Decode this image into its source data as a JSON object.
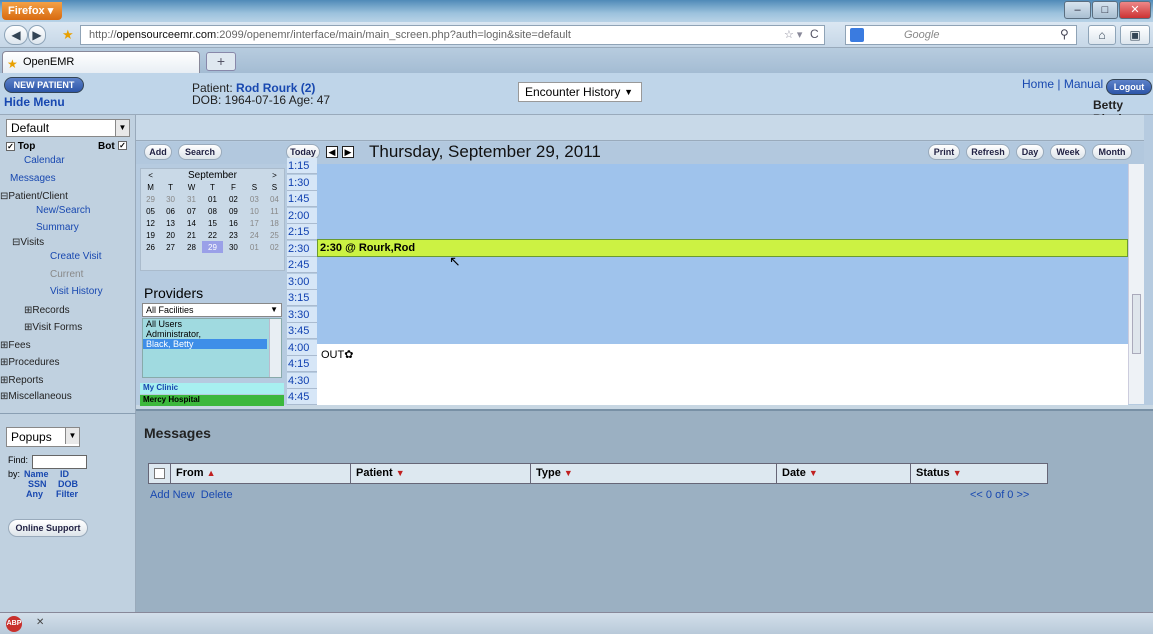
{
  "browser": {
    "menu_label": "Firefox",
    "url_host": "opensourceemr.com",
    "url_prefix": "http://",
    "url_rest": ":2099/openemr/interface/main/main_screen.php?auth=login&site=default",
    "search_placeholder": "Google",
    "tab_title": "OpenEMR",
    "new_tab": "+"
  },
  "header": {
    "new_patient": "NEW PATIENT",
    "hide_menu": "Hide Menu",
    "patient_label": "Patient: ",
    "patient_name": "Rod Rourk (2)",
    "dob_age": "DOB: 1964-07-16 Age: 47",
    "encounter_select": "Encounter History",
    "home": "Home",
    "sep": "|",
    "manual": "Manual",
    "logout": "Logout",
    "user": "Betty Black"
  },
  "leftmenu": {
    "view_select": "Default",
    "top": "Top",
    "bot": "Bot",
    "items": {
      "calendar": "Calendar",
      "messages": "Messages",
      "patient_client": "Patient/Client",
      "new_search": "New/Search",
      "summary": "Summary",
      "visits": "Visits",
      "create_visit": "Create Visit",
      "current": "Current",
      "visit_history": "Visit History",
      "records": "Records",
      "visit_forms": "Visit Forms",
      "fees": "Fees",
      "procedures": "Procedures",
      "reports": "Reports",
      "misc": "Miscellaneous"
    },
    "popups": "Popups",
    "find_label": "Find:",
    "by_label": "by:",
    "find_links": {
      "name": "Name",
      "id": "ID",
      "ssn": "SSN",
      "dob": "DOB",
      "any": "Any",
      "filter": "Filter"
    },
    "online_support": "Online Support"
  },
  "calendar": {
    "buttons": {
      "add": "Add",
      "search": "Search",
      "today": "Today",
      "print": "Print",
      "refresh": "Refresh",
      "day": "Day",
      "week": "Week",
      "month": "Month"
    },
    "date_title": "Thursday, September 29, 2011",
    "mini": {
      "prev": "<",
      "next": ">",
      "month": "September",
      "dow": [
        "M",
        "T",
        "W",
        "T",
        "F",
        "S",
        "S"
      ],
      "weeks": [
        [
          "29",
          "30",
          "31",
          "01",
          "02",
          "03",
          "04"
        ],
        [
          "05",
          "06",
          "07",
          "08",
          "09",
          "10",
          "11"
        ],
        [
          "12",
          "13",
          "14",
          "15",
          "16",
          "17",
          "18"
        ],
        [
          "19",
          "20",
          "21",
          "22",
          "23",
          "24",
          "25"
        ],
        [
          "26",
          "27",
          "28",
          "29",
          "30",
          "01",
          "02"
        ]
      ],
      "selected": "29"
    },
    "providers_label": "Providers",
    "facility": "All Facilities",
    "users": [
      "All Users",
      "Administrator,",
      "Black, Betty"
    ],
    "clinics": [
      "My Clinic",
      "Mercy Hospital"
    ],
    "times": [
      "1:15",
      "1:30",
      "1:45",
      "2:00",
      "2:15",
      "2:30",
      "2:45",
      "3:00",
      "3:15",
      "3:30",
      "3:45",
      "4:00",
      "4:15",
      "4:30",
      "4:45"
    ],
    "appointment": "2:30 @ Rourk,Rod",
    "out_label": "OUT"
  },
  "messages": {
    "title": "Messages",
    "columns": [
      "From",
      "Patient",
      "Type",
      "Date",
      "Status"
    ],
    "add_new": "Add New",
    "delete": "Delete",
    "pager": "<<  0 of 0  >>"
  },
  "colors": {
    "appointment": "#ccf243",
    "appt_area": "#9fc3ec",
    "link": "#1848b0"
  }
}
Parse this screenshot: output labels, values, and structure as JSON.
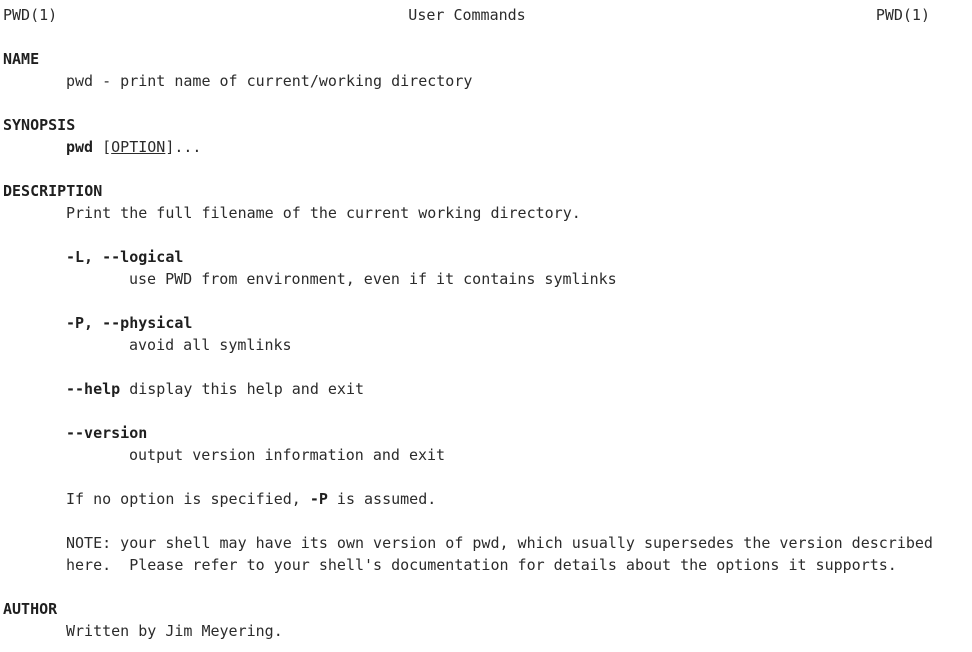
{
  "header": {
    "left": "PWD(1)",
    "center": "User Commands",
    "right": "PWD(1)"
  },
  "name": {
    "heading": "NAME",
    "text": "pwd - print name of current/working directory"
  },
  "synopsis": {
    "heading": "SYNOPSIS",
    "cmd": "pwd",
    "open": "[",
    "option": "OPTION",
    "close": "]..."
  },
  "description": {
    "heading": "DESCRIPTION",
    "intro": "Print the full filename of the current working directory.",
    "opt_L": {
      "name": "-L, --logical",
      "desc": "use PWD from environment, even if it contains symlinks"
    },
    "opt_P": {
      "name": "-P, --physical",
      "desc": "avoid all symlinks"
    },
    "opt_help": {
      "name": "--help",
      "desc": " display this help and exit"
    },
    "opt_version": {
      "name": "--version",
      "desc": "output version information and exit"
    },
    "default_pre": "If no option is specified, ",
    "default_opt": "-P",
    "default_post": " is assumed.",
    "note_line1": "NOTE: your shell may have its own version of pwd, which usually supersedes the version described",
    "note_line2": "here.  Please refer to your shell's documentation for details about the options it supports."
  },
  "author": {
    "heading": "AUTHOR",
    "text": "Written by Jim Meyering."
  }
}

* * *

#### [Your instructions]
The records above should be reproduced exactly, with no pictures included.

#### [Answer below]
Decode this image into its source data as a JSON object.
{
  "browser": {
    "menu_label": "Firefox",
    "url_host": "opensourceemr.com",
    "url_prefix": "http://",
    "url_rest": ":2099/openemr/interface/main/main_screen.php?auth=login&site=default",
    "search_placeholder": "Google",
    "tab_title": "OpenEMR",
    "new_tab": "+"
  },
  "header": {
    "new_patient": "NEW PATIENT",
    "hide_menu": "Hide Menu",
    "patient_label": "Patient: ",
    "patient_name": "Rod Rourk (2)",
    "dob_age": "DOB: 1964-07-16 Age: 47",
    "encounter_select": "Encounter History",
    "home": "Home",
    "sep": "|",
    "manual": "Manual",
    "logout": "Logout",
    "user": "Betty Black"
  },
  "leftmenu": {
    "view_select": "Default",
    "top": "Top",
    "bot": "Bot",
    "items": {
      "calendar": "Calendar",
      "messages": "Messages",
      "patient_client": "Patient/Client",
      "new_search": "New/Search",
      "summary": "Summary",
      "visits": "Visits",
      "create_visit": "Create Visit",
      "current": "Current",
      "visit_history": "Visit History",
      "records": "Records",
      "visit_forms": "Visit Forms",
      "fees": "Fees",
      "procedures": "Procedures",
      "reports": "Reports",
      "misc": "Miscellaneous"
    },
    "popups": "Popups",
    "find_label": "Find:",
    "by_label": "by:",
    "find_links": {
      "name": "Name",
      "id": "ID",
      "ssn": "SSN",
      "dob": "DOB",
      "any": "Any",
      "filter": "Filter"
    },
    "online_support": "Online Support"
  },
  "calendar": {
    "buttons": {
      "add": "Add",
      "search": "Search",
      "today": "Today",
      "print": "Print",
      "refresh": "Refresh",
      "day": "Day",
      "week": "Week",
      "month": "Month"
    },
    "date_title": "Thursday, September 29, 2011",
    "mini": {
      "prev": "<",
      "next": ">",
      "month": "September",
      "dow": [
        "M",
        "T",
        "W",
        "T",
        "F",
        "S",
        "S"
      ],
      "weeks": [
        [
          "29",
          "30",
          "31",
          "01",
          "02",
          "03",
          "04"
        ],
        [
          "05",
          "06",
          "07",
          "08",
          "09",
          "10",
          "11"
        ],
        [
          "12",
          "13",
          "14",
          "15",
          "16",
          "17",
          "18"
        ],
        [
          "19",
          "20",
          "21",
          "22",
          "23",
          "24",
          "25"
        ],
        [
          "26",
          "27",
          "28",
          "29",
          "30",
          "01",
          "02"
        ]
      ],
      "selected": "29"
    },
    "providers_label": "Providers",
    "facility": "All Facilities",
    "users": [
      "All Users",
      "Administrator,",
      "Black, Betty"
    ],
    "clinics": [
      "My Clinic",
      "Mercy Hospital"
    ],
    "times": [
      "1:15",
      "1:30",
      "1:45",
      "2:00",
      "2:15",
      "2:30",
      "2:45",
      "3:00",
      "3:15",
      "3:30",
      "3:45",
      "4:00",
      "4:15",
      "4:30",
      "4:45"
    ],
    "appointment": "2:30 @ Rourk,Rod",
    "out_label": "OUT"
  },
  "messages": {
    "title": "Messages",
    "columns": [
      "From",
      "Patient",
      "Type",
      "Date",
      "Status"
    ],
    "add_new": "Add New",
    "delete": "Delete",
    "pager": "<<  0 of 0  >>"
  },
  "colors": {
    "appointment": "#ccf243",
    "appt_area": "#9fc3ec",
    "link": "#1848b0"
  }
}
Parse this screenshot: output labels, values, and structure as JSON.
{
  "header": {
    "left": "PWD(1)",
    "center": "User Commands",
    "right": "PWD(1)"
  },
  "name": {
    "heading": "NAME",
    "text": "pwd - print name of current/working directory"
  },
  "synopsis": {
    "heading": "SYNOPSIS",
    "cmd": "pwd",
    "open": "[",
    "option": "OPTION",
    "close": "]..."
  },
  "description": {
    "heading": "DESCRIPTION",
    "intro": "Print the full filename of the current working directory.",
    "opt_L": {
      "name": "-L, --logical",
      "desc": "use PWD from environment, even if it contains symlinks"
    },
    "opt_P": {
      "name": "-P, --physical",
      "desc": "avoid all symlinks"
    },
    "opt_help": {
      "name": "--help",
      "desc": " display this help and exit"
    },
    "opt_version": {
      "name": "--version",
      "desc": "output version information and exit"
    },
    "default_pre": "If no option is specified, ",
    "default_opt": "-P",
    "default_post": " is assumed.",
    "note_line1": "NOTE: your shell may have its own version of pwd, which usually supersedes the version described",
    "note_line2": "here.  Please refer to your shell's documentation for details about the options it supports."
  },
  "author": {
    "heading": "AUTHOR",
    "text": "Written by Jim Meyering."
  }
}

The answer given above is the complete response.